### TASK DATA
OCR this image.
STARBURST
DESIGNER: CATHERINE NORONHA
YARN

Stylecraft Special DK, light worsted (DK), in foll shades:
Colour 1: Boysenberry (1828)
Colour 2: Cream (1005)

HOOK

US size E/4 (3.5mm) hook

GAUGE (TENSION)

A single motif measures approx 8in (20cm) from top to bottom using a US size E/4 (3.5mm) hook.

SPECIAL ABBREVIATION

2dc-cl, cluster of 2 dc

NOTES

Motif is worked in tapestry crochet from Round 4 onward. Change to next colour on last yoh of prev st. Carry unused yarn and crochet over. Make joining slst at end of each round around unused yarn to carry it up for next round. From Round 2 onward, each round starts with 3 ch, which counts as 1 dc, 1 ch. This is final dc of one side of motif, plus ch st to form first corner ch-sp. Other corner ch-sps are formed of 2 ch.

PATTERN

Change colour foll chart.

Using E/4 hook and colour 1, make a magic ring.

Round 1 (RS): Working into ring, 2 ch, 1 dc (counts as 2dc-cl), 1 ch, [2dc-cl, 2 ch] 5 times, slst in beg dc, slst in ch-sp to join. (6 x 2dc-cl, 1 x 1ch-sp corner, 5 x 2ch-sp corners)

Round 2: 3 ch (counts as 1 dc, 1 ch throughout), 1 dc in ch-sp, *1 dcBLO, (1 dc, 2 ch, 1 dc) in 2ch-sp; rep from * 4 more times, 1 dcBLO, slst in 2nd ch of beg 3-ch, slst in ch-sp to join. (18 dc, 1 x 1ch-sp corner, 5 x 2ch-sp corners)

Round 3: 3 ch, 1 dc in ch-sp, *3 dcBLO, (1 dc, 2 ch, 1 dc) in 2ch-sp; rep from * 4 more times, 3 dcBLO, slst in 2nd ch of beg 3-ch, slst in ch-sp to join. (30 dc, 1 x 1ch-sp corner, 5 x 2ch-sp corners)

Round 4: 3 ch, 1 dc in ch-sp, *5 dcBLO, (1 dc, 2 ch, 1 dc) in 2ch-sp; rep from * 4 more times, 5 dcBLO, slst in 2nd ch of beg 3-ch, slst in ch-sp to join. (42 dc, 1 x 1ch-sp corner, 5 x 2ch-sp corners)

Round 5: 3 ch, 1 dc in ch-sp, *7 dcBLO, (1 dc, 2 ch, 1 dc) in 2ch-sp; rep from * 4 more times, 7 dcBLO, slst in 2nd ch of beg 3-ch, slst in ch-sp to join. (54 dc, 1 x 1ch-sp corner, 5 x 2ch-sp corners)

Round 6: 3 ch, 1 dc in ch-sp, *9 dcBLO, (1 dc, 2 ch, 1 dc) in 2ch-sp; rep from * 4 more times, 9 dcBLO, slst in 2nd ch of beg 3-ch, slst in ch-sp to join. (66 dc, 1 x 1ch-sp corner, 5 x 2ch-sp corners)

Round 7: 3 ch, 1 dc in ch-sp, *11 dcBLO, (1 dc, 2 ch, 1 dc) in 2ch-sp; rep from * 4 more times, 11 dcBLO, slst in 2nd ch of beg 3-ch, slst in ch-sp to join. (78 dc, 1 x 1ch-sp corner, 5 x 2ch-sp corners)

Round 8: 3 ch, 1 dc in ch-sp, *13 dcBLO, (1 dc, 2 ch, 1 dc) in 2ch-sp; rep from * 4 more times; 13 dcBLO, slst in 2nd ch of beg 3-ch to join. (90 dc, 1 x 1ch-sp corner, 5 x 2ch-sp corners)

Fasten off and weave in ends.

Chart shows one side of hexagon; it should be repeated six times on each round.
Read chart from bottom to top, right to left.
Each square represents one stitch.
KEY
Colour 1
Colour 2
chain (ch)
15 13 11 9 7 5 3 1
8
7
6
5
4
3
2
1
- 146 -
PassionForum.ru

### JOB
Take the listing above and set it down exactly.

### COMPLETED TASK
OCR this image.
STARBURST
DESIGNER: CATHERINE NORONHA
YARN

Stylecraft Special DK, light worsted (DK), in foll shades:
Colour 1: Boysenberry (1828)
Colour 2: Cream (1005)

HOOK

US size E/4 (3.5mm) hook

GAUGE (TENSION)

A single motif measures approx 8in (20cm) from top to bottom using a US size E/4 (3.5mm) hook.

SPECIAL ABBREVIATION

2dc-cl, cluster of 2 dc

NOTES

Motif is worked in tapestry crochet from Round 4 onward. Change to next colour on last yoh of prev st. Carry unused yarn and crochet over. Make joining slst at end of each round around unused yarn to carry it up for next round. From Round 2 onward, each round starts with 3 ch, which counts as 1 dc, 1 ch. This is final dc of one side of motif, plus ch st to form first corner ch-sp. Other corner ch-sps are formed of 2 ch.

PATTERN

Change colour foll chart.

Using E/4 hook and colour 1, make a magic ring.

Round 1 (RS): Working into ring, 2 ch, 1 dc (counts as 2dc-cl), 1 ch, [2dc-cl, 2 ch] 5 times, slst in beg dc, slst in ch-sp to join. (6 x 2dc-cl, 1 x 1ch-sp corner, 5 x 2ch-sp corners)

Round 2: 3 ch (counts as 1 dc, 1 ch throughout), 1 dc in ch-sp, *1 dcBLO, (1 dc, 2 ch, 1 dc) in 2ch-sp; rep from * 4 more times, 1 dcBLO, slst in 2nd ch of beg 3-ch, slst in ch-sp to join. (18 dc, 1 x 1ch-sp corner, 5 x 2ch-sp corners)

Round 3: 3 ch, 1 dc in ch-sp, *3 dcBLO, (1 dc, 2 ch, 1 dc) in 2ch-sp; rep from * 4 more times, 3 dcBLO, slst in 2nd ch of beg 3-ch, slst in ch-sp to join. (30 dc, 1 x 1ch-sp corner, 5 x 2ch-sp corners)

Round 4: 3 ch, 1 dc in ch-sp, *5 dcBLO, (1 dc, 2 ch, 1 dc) in 2ch-sp; rep from * 4 more times, 5 dcBLO, slst in 2nd ch of beg 3-ch, slst in ch-sp to join. (42 dc, 1 x 1ch-sp corner, 5 x 2ch-sp corners)

Round 5: 3 ch, 1 dc in ch-sp, *7 dcBLO, (1 dc, 2 ch, 1 dc) in 2ch-sp; rep from * 4 more times, 7 dcBLO, slst in 2nd ch of beg 3-ch, slst in ch-sp to join. (54 dc, 1 x 1ch-sp corner, 5 x 2ch-sp corners)

Round 6: 3 ch, 1 dc in ch-sp, *9 dcBLO, (1 dc, 2 ch, 1 dc) in 2ch-sp; rep from * 4 more times, 9 dcBLO, slst in 2nd ch of beg 3-ch, slst in ch-sp to join. (66 dc, 1 x 1ch-sp corner, 5 x 2ch-sp corners)

Round 7: 3 ch, 1 dc in ch-sp, *11 dcBLO, (1 dc, 2 ch, 1 dc) in 2ch-sp; rep from * 4 more times, 11 dcBLO, slst in 2nd ch of beg 3-ch, slst in ch-sp to join. (78 dc, 1 x 1ch-sp corner, 5 x 2ch-sp corners)

Round 8: 3 ch, 1 dc in ch-sp, *13 dcBLO, (1 dc, 2 ch, 1 dc) in 2ch-sp; rep from * 4 more times; 13 dcBLO, slst in 2nd ch of beg 3-ch to join. (90 dc, 1 x 1ch-sp corner, 5 x 2ch-sp corners)

Fasten off and weave in ends.

Chart shows one side of hexagon; it should be repeated six times on each round.
Read chart from bottom to top, right to left.
Each square represents one stitch.
KEY
Colour 1
Colour 2
chain (ch)
15 13 11 9 7 5 3 1
8
7
6
5
4
3
2
1
- 146 -
PassionForum.ru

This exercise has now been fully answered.